> _Set exercise_: Extract the lines that hold the string "đồng".

(Collected data entries)
▽
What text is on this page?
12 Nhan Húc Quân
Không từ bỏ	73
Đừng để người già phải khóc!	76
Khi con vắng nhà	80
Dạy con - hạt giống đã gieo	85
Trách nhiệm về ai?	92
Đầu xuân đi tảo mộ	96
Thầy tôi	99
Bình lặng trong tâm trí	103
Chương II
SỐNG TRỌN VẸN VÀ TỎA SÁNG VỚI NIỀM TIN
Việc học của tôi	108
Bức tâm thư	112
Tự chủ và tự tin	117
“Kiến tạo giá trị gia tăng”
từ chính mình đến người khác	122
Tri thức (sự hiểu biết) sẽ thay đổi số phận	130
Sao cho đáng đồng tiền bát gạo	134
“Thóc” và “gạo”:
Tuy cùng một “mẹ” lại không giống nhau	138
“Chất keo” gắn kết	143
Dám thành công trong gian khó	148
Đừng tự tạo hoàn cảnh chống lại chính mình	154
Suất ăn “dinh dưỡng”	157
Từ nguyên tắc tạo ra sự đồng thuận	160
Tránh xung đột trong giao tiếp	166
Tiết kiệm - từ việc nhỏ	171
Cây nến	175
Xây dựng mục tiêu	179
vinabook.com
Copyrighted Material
△
> _Answer to this exercise_:
Sao cho đáng đồng tiền bát gạo	134
Từ nguyên tắc tạo ra sự đồng thuận	160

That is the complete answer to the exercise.